• _The problem_: What is the count of lines that hold the word "JSON"? Give only the number.

Begin Supplied data

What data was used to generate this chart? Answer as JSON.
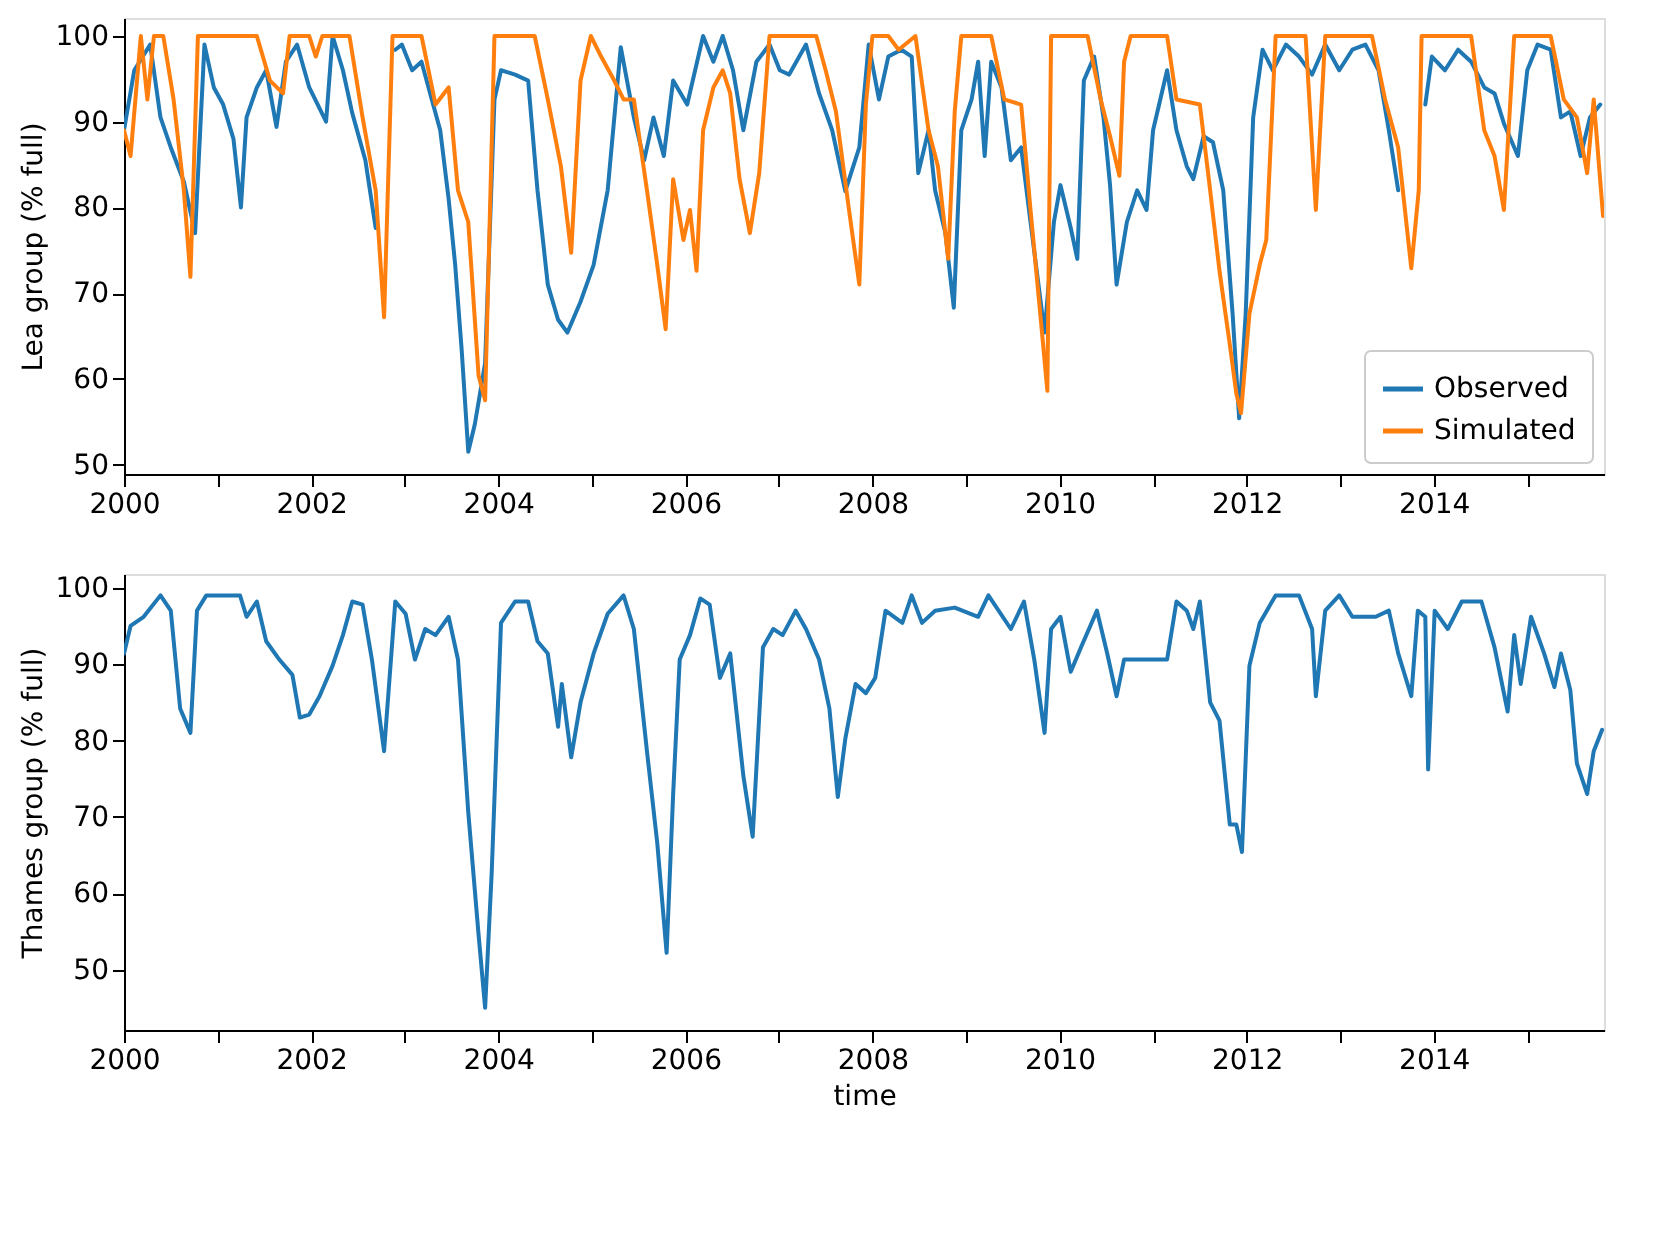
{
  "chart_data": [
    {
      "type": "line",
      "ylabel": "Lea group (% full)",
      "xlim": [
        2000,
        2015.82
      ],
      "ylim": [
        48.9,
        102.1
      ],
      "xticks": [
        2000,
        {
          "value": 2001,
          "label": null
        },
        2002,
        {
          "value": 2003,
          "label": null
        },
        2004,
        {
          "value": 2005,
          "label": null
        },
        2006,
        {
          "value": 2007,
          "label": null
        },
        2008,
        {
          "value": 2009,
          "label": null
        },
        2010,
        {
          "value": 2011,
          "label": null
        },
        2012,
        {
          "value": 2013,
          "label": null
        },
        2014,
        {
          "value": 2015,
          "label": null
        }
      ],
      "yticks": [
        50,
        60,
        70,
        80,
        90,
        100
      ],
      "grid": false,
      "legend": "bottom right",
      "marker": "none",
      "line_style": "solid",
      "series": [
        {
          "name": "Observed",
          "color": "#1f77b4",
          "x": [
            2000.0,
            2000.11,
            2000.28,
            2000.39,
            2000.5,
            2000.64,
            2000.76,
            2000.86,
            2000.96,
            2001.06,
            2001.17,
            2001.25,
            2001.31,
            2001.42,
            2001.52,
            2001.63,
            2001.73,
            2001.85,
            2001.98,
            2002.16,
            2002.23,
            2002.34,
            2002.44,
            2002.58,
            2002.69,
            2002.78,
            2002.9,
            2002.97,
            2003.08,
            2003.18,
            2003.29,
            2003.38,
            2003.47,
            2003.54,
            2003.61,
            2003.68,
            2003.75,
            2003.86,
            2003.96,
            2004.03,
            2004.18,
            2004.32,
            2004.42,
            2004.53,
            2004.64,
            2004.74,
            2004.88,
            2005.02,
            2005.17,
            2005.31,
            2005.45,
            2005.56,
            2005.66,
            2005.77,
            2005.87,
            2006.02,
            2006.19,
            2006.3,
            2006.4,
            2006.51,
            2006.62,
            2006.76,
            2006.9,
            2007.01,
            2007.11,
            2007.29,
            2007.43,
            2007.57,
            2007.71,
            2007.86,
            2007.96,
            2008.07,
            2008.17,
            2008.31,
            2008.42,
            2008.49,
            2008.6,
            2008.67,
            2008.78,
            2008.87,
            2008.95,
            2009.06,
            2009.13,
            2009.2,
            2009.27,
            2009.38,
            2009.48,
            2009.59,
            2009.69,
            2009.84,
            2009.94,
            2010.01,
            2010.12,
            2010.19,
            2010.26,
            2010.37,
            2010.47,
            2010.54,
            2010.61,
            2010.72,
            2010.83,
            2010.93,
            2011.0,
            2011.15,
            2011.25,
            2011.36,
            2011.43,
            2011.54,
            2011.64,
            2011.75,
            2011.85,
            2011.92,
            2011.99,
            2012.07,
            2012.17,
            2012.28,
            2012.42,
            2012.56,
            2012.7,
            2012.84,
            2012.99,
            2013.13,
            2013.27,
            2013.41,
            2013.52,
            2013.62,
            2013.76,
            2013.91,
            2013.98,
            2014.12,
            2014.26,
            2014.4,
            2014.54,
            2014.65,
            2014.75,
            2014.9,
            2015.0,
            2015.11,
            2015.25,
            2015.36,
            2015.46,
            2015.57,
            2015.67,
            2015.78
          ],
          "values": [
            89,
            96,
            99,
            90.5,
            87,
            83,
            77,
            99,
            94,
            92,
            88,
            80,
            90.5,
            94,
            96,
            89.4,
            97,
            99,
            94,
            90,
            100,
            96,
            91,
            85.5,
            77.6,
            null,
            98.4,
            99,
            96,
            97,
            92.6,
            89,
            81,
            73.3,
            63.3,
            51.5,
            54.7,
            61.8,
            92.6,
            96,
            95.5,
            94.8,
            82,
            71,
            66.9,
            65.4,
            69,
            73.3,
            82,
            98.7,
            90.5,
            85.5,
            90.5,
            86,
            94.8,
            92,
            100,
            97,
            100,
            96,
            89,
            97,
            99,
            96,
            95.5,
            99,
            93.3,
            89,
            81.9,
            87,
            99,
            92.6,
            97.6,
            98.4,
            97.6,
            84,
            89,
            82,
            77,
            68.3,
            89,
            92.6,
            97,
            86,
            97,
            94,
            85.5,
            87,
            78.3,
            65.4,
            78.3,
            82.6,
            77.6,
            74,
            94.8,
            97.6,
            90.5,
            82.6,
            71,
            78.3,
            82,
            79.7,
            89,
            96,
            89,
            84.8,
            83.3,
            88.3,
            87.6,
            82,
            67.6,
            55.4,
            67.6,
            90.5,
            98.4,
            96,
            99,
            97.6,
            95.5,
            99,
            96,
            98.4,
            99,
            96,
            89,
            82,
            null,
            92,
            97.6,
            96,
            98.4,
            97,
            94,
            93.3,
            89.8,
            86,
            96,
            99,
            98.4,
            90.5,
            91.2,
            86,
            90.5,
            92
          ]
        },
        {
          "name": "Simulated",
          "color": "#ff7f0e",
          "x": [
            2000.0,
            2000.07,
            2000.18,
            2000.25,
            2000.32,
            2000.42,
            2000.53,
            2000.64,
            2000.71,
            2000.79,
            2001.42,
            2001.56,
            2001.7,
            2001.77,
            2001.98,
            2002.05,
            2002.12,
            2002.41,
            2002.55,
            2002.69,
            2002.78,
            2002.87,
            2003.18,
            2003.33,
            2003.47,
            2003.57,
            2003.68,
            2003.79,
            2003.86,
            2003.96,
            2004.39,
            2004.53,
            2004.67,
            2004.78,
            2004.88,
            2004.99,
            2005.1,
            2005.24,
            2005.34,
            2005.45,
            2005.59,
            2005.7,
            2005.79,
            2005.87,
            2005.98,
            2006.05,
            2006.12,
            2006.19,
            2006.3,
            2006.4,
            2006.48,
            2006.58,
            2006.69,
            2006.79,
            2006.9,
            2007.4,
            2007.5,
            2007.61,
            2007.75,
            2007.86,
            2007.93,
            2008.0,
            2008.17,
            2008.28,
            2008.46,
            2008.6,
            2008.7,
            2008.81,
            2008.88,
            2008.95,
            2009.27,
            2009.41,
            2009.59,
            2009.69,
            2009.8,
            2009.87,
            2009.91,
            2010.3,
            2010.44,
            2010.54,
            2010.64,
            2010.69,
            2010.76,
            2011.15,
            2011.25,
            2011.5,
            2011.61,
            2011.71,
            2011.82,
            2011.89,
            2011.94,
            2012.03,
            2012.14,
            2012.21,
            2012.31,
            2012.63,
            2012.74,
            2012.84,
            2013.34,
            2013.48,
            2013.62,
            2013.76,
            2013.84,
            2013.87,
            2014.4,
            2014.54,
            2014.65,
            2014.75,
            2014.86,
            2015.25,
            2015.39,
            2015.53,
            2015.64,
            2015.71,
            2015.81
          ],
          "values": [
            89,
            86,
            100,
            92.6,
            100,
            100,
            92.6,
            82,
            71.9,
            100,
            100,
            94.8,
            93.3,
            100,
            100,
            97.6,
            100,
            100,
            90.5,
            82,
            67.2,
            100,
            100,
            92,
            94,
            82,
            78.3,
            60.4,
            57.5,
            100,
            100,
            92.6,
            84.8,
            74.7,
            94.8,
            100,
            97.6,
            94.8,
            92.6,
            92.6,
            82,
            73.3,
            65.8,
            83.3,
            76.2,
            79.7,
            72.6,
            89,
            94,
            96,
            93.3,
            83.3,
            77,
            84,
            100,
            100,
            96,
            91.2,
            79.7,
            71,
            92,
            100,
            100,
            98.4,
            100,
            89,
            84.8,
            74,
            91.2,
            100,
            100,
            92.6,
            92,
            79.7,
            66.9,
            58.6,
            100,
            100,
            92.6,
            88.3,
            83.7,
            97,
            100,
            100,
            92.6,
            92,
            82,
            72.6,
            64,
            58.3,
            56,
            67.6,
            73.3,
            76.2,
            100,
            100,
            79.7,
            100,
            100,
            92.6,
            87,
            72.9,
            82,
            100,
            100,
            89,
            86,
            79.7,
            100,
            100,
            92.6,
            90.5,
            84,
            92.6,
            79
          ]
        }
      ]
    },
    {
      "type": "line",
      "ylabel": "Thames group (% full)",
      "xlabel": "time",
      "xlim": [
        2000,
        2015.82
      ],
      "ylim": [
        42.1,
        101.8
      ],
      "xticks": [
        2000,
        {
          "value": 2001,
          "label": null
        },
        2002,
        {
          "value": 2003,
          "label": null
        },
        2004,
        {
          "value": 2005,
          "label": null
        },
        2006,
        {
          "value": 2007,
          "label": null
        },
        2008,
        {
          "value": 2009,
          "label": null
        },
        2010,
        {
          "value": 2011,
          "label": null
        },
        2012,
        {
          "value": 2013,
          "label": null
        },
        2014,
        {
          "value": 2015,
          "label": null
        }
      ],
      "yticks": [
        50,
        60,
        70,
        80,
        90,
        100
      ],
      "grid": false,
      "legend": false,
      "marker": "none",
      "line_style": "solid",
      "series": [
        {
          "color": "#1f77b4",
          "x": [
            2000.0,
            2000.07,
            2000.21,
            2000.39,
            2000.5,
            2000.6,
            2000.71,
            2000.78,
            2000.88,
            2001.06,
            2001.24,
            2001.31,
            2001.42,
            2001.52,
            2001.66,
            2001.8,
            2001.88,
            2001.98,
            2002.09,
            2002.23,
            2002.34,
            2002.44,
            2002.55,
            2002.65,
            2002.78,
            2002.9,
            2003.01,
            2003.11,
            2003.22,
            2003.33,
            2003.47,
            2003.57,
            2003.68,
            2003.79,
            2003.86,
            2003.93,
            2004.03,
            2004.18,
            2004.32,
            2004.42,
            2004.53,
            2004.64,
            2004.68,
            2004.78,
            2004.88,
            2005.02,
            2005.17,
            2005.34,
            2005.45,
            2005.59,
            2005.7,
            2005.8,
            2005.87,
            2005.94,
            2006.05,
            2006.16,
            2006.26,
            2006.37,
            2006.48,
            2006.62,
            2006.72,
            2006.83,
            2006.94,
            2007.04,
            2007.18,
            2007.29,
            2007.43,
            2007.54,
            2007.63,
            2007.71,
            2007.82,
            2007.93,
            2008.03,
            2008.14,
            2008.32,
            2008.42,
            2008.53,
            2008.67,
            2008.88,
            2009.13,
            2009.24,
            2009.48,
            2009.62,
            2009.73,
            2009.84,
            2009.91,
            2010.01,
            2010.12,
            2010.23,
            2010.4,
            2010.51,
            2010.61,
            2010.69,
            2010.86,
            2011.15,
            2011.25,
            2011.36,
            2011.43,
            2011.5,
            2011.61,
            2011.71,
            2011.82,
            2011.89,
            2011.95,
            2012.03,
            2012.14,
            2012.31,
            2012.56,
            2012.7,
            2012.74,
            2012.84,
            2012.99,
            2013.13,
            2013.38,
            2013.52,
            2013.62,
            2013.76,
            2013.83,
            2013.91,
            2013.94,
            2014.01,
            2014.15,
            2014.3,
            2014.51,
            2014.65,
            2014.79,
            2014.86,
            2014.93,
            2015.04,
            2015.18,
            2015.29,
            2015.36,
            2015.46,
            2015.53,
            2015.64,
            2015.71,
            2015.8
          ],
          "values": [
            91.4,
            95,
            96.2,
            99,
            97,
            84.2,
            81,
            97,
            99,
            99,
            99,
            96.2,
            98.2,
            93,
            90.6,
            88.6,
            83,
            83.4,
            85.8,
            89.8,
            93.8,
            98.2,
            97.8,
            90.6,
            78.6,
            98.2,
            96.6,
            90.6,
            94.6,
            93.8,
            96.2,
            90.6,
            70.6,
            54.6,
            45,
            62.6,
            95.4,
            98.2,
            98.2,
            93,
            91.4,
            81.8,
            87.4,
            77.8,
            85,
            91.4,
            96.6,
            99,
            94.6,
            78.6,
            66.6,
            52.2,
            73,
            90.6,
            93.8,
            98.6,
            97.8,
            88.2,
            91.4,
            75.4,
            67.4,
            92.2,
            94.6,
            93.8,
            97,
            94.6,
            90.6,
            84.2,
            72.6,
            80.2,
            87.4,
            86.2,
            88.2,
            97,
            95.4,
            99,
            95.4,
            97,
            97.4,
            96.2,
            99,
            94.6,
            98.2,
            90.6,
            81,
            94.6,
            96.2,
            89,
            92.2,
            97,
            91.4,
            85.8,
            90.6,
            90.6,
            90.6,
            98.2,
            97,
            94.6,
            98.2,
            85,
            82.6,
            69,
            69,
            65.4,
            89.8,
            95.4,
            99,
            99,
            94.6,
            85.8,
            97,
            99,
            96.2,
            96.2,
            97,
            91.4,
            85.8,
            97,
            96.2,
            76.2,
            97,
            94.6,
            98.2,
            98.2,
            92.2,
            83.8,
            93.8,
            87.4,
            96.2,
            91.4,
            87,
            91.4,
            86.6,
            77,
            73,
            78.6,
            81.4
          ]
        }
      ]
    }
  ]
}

End Supplied data
Begin Supplied data

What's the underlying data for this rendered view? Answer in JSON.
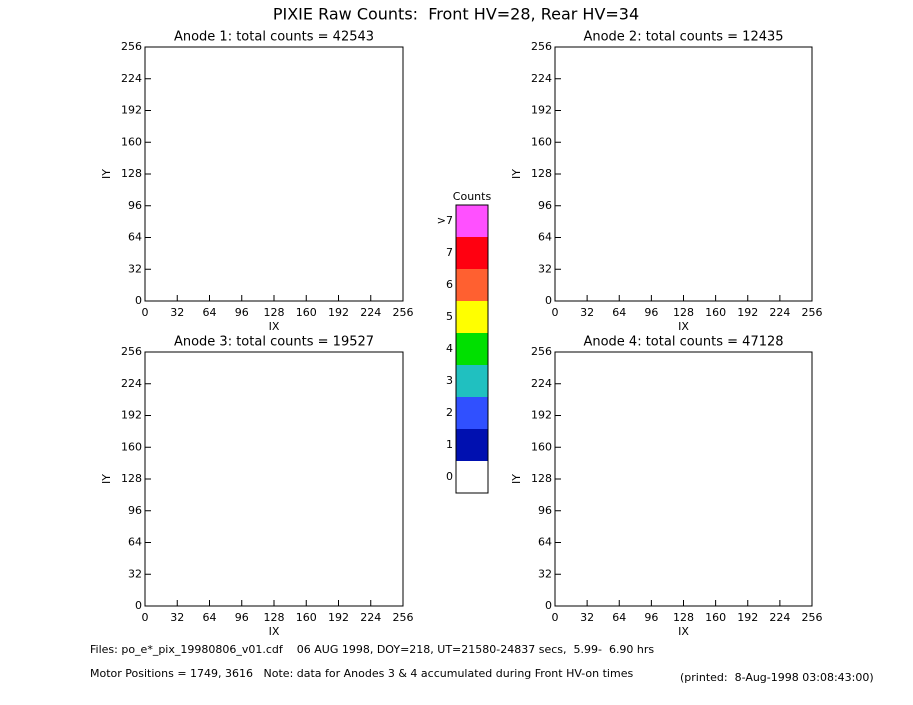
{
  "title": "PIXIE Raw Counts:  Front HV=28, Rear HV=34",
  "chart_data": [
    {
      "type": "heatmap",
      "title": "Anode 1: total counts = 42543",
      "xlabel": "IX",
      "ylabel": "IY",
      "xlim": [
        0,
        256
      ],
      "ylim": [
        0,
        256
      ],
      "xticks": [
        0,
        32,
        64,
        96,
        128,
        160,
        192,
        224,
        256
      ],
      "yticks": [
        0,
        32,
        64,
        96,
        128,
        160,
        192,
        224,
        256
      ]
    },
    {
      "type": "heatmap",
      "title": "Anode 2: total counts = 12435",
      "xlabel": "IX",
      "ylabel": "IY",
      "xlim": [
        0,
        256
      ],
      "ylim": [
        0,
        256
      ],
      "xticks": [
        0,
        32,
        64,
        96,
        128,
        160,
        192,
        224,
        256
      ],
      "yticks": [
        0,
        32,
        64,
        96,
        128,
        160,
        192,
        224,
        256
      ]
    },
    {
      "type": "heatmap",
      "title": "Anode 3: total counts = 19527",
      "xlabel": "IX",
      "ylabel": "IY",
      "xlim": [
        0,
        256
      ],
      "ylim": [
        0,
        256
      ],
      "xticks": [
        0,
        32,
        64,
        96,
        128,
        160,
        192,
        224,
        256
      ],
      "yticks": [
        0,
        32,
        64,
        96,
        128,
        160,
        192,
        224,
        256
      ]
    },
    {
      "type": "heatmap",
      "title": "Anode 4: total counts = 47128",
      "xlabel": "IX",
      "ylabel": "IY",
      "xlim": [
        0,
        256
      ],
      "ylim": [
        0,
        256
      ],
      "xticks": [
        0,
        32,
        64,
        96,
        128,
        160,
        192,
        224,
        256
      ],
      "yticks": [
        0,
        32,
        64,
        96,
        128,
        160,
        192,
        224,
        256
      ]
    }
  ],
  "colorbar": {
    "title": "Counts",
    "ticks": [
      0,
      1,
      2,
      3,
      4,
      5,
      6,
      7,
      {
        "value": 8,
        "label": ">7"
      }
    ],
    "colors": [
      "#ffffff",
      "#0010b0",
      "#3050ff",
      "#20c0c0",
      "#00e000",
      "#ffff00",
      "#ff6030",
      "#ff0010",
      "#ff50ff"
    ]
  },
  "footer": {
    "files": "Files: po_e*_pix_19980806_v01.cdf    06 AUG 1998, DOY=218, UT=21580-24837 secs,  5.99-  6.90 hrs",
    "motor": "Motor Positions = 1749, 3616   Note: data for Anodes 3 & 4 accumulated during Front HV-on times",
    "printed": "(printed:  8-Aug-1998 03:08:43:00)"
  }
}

End Supplied data

• _Task response_: 2